Each entry must be given again exactly; images do not belong in the copy.

[Stored records]

§

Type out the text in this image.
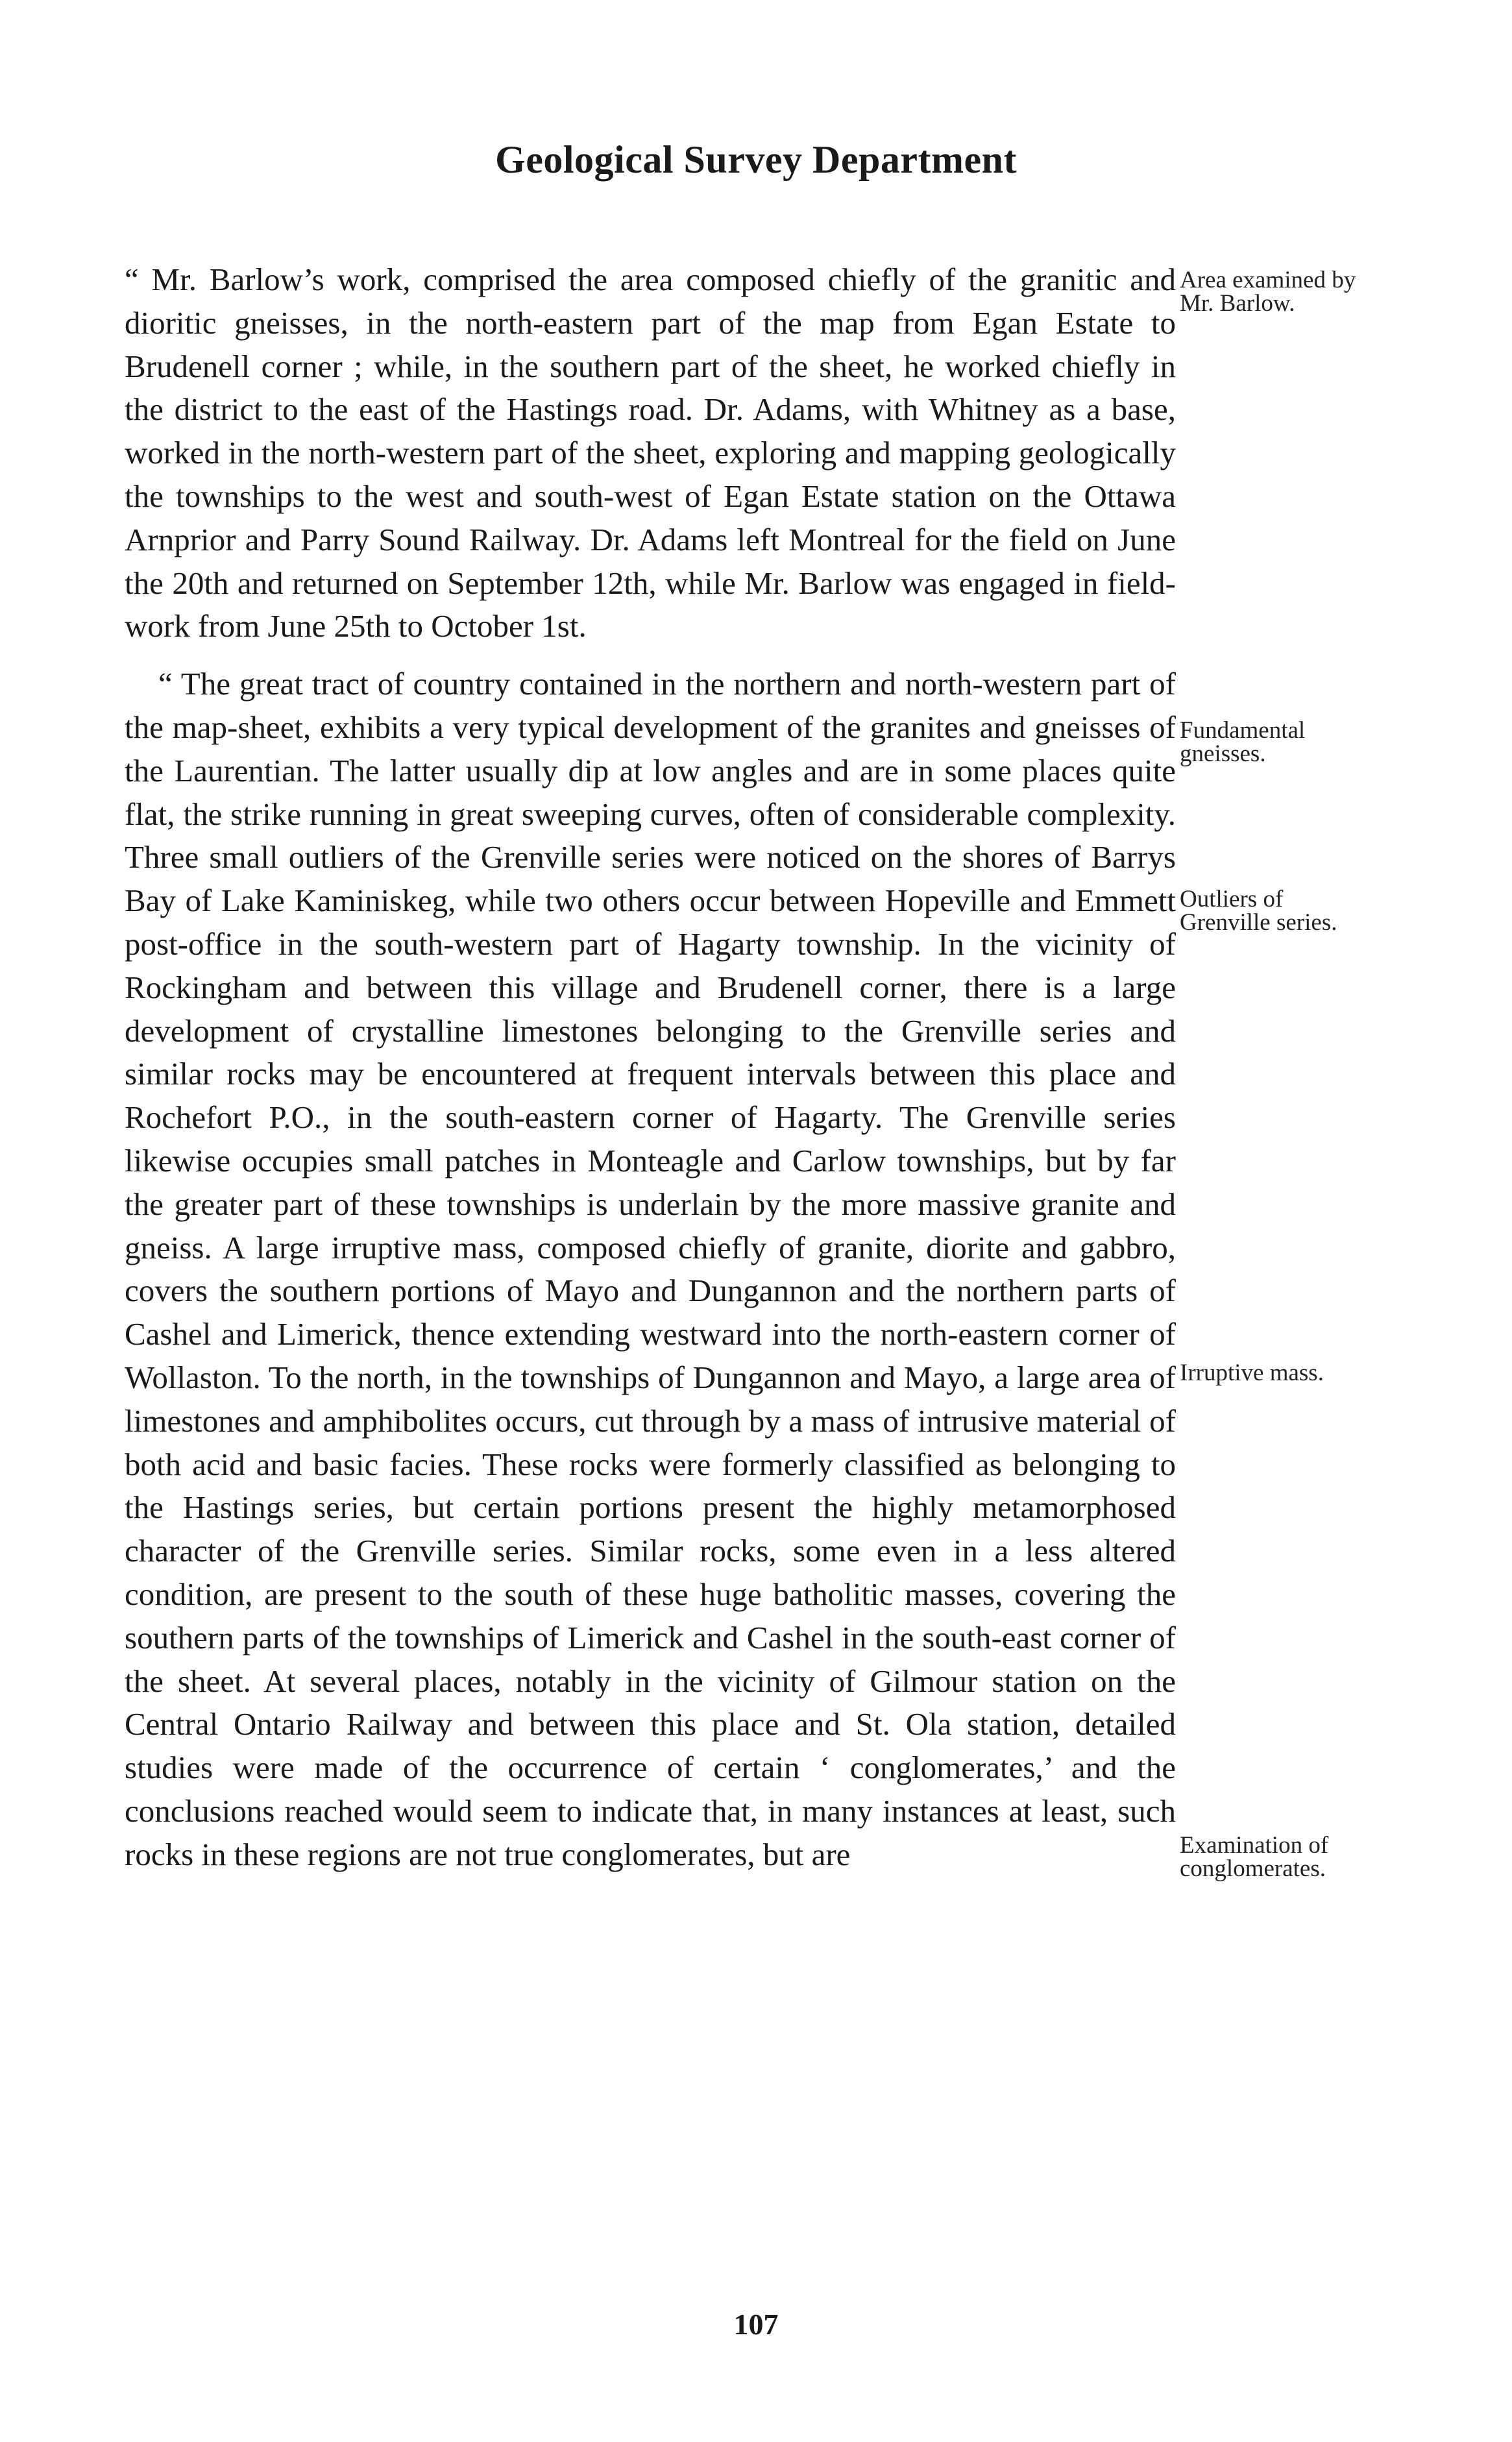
Geological Survey Department

“ Mr. Barlow’s work, comprised the area composed chiefly of the granitic and dioritic gneisses, in the north-eastern part of the map from Egan Estate to Brudenell corner ; while, in the southern part of the sheet, he worked chiefly in the district to the east of the Hastings road. Dr. Adams, with Whitney as a base, worked in the north-western part of the sheet, exploring and mapping geologically the townships to the west and south-west of Egan Estate station on the Ottawa Arnprior and Parry Sound Railway. Dr. Adams left Montreal for the field on June the 20th and returned on September 12th, while Mr. Barlow was engaged in field-work from June 25th to October 1st.

“ The great tract of country contained in the northern and north-western part of the map-sheet, exhibits a very typical development of the granites and gneisses of the Laurentian. The latter usually dip at low angles and are in some places quite flat, the strike running in great sweeping curves, often of considerable complexity. Three small outliers of the Grenville series were noticed on the shores of Barrys Bay of Lake Kaminiskeg, while two others occur between Hopeville and Emmett post-office in the south-western part of Hagarty township. In the vicinity of Rockingham and between this village and Brudenell corner, there is a large development of crystalline limestones belonging to the Grenville series and similar rocks may be encountered at frequent intervals between this place and Rochefort P.O., in the south-eastern corner of Hagarty. The Grenville series likewise occupies small patches in Monteagle and Carlow townships, but by far the greater part of these townships is underlain by the more massive granite and gneiss. A large irruptive mass, composed chiefly of granite, diorite and gabbro, covers the southern portions of Mayo and Dungannon and the northern parts of Cashel and Limerick, thence extending westward into the north-eastern corner of Wollaston. To the north, in the townships of Dungannon and Mayo, a large area of limestones and amphibolites occurs, cut through by a mass of intrusive material of both acid and basic facies. These rocks were formerly classified as belonging to the Hastings series, but certain portions present the highly metamorphosed character of the Grenville series. Similar rocks, some even in a less altered condition, are present to the south of these huge batholitic masses, covering the southern parts of the townships of Limerick and Cashel in the south-east corner of the sheet. At several places, notably in the vicinity of Gilmour station on the Central Ontario Railway and between this place and St. Ola station, detailed studies were made of the occurrence of certain ‘ conglomerates,’ and the conclusions reached would seem to indicate that, in many instances at least, such rocks in these regions are not true conglomerates, but are

Area examined by Mr. Barlow.
Fundamental gneisses.
Outliers of Grenville series.
Irruptive mass.
Examination of conglomerates.
107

§

§ **OUTPUT FOR THIS EXERCISE**
Type out the text in this image.
Geological Survey Department

“ Mr. Barlow’s work, comprised the area composed chiefly of the granitic and dioritic gneisses, in the north-eastern part of the map from Egan Estate to Brudenell corner ; while, in the southern part of the sheet, he worked chiefly in the district to the east of the Hastings road. Dr. Adams, with Whitney as a base, worked in the north-western part of the sheet, exploring and mapping geologically the townships to the west and south-west of Egan Estate station on the Ottawa Arnprior and Parry Sound Railway. Dr. Adams left Montreal for the field on June the 20th and returned on September 12th, while Mr. Barlow was engaged in field-work from June 25th to October 1st.

“ The great tract of country contained in the northern and north-western part of the map-sheet, exhibits a very typical development of the granites and gneisses of the Laurentian. The latter usually dip at low angles and are in some places quite flat, the strike running in great sweeping curves, often of considerable complexity. Three small outliers of the Grenville series were noticed on the shores of Barrys Bay of Lake Kaminiskeg, while two others occur between Hopeville and Emmett post-office in the south-western part of Hagarty township. In the vicinity of Rockingham and between this village and Brudenell corner, there is a large development of crystalline limestones belonging to the Grenville series and similar rocks may be encountered at frequent intervals between this place and Rochefort P.O., in the south-eastern corner of Hagarty. The Grenville series likewise occupies small patches in Monteagle and Carlow townships, but by far the greater part of these townships is underlain by the more massive granite and gneiss. A large irruptive mass, composed chiefly of granite, diorite and gabbro, covers the southern portions of Mayo and Dungannon and the northern parts of Cashel and Limerick, thence extending westward into the north-eastern corner of Wollaston. To the north, in the townships of Dungannon and Mayo, a large area of limestones and amphibolites occurs, cut through by a mass of intrusive material of both acid and basic facies. These rocks were formerly classified as belonging to the Hastings series, but certain portions present the highly metamorphosed character of the Grenville series. Similar rocks, some even in a less altered condition, are present to the south of these huge batholitic masses, covering the southern parts of the townships of Limerick and Cashel in the south-east corner of the sheet. At several places, notably in the vicinity of Gilmour station on the Central Ontario Railway and between this place and St. Ola station, detailed studies were made of the occurrence of certain ‘ conglomerates,’ and the conclusions reached would seem to indicate that, in many instances at least, such rocks in these regions are not true conglomerates, but are

Area examined by Mr. Barlow.
Fundamental gneisses.
Outliers of Grenville series.
Irruptive mass.
Examination of conglomerates.
107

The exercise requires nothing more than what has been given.